▸ **Records for processing**
┄┄┄┄┄┄┄┄┄┄┄┄┄┄┄┄┄┄┄┄
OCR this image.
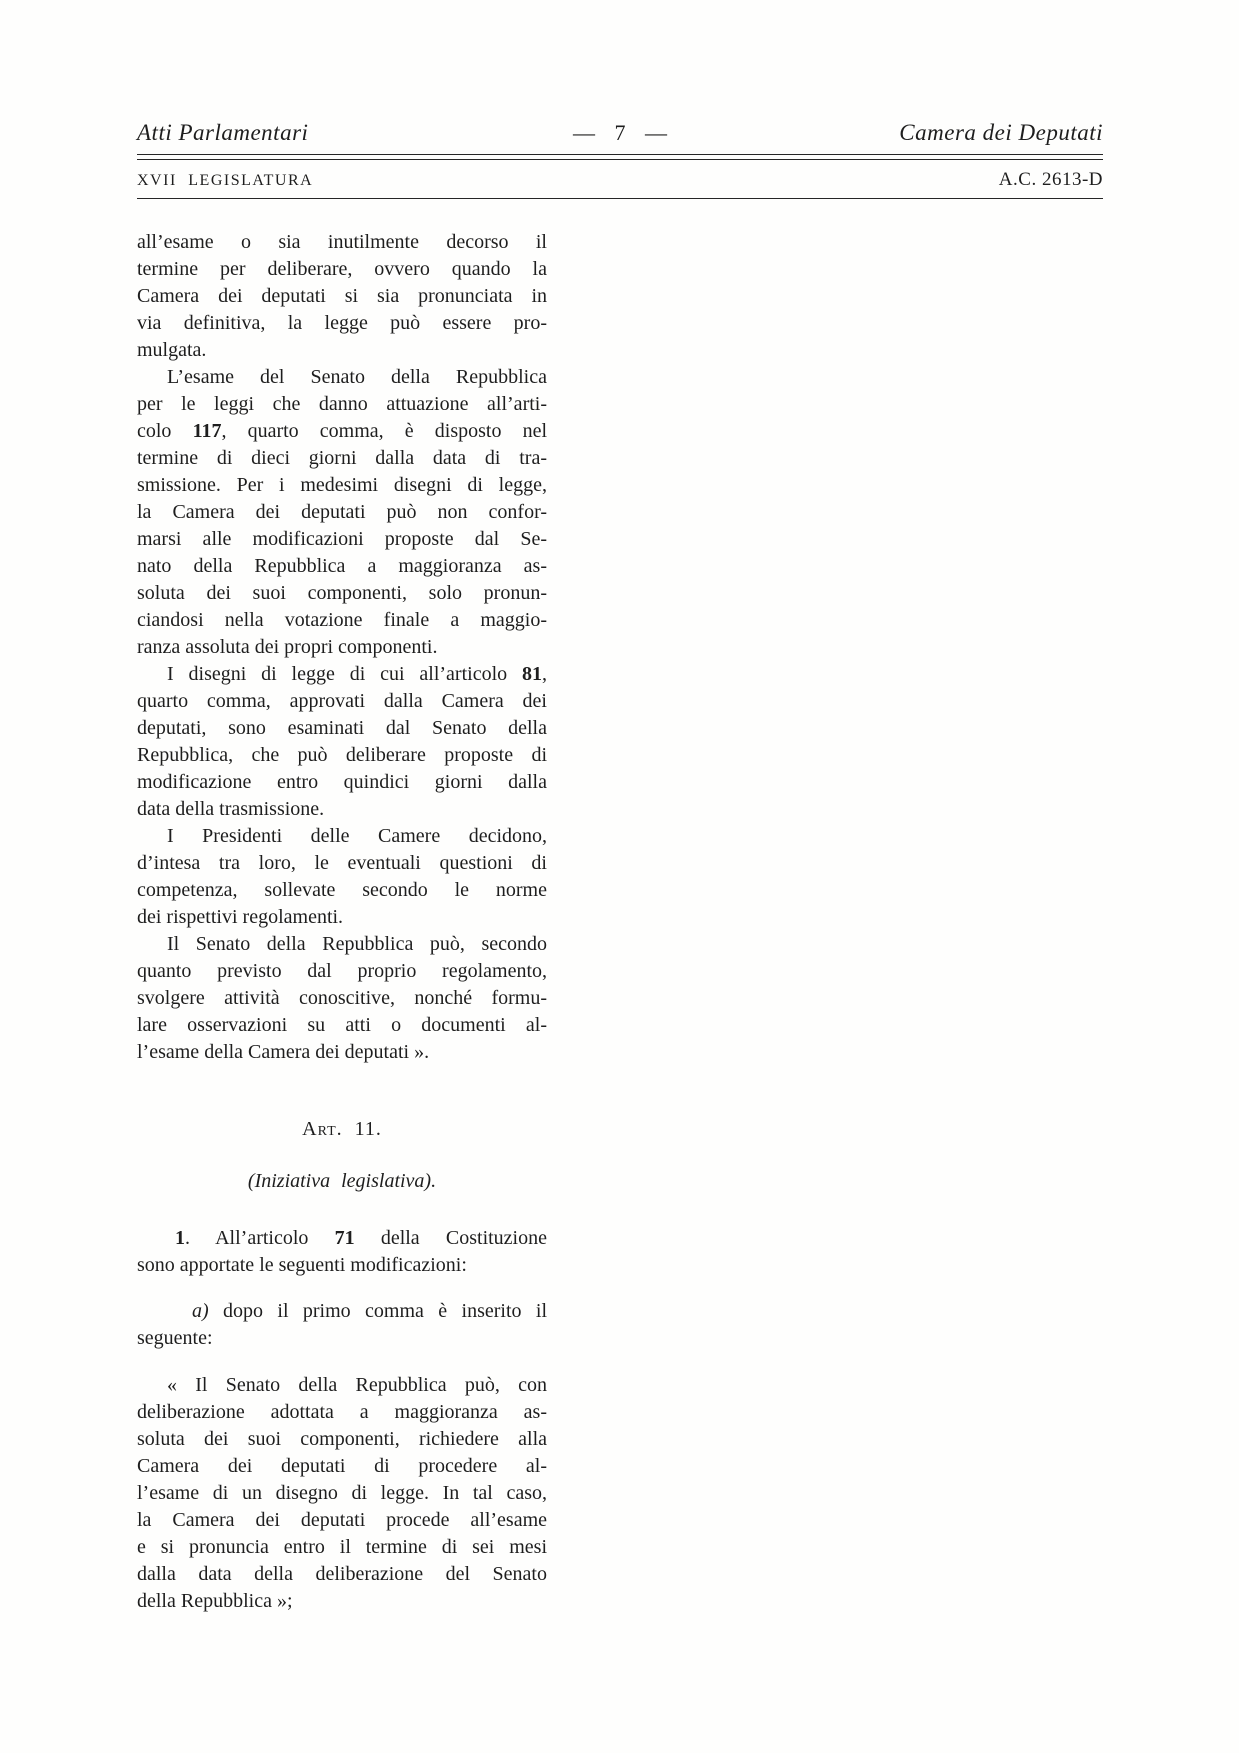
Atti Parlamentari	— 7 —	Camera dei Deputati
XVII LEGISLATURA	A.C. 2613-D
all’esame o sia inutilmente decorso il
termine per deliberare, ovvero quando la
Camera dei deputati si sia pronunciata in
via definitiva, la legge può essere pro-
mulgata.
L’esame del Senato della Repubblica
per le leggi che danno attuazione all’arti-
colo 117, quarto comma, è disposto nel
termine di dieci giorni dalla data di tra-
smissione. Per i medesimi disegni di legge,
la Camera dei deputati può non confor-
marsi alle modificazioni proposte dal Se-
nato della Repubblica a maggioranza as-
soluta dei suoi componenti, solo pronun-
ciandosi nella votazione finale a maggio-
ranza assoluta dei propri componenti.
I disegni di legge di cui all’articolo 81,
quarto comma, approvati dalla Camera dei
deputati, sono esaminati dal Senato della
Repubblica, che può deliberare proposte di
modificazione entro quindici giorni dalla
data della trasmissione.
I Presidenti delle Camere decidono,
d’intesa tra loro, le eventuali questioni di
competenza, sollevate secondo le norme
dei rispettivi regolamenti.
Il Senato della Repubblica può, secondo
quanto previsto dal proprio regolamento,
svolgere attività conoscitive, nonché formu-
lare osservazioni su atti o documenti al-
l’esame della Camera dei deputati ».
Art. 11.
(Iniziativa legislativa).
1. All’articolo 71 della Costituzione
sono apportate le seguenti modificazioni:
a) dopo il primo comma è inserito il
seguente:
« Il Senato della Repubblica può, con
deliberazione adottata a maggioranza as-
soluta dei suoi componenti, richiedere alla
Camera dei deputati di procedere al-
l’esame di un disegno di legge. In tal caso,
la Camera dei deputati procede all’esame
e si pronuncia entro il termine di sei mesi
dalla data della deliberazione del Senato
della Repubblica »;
┄┄┄┄┄┄┄┄┄┄┄┄┄┄┄┄┄┄┄┄
▸ **Direction**
Look through the data above. Copy every line with the string "esame" in it.

▸ **Reply to the task**
all’esame o sia inutilmente decorso il
L’esame del Senato della Repubblica
l’esame della Camera dei deputati ».
l’esame di un disegno di legge. In tal caso,
la Camera dei deputati procede all’esame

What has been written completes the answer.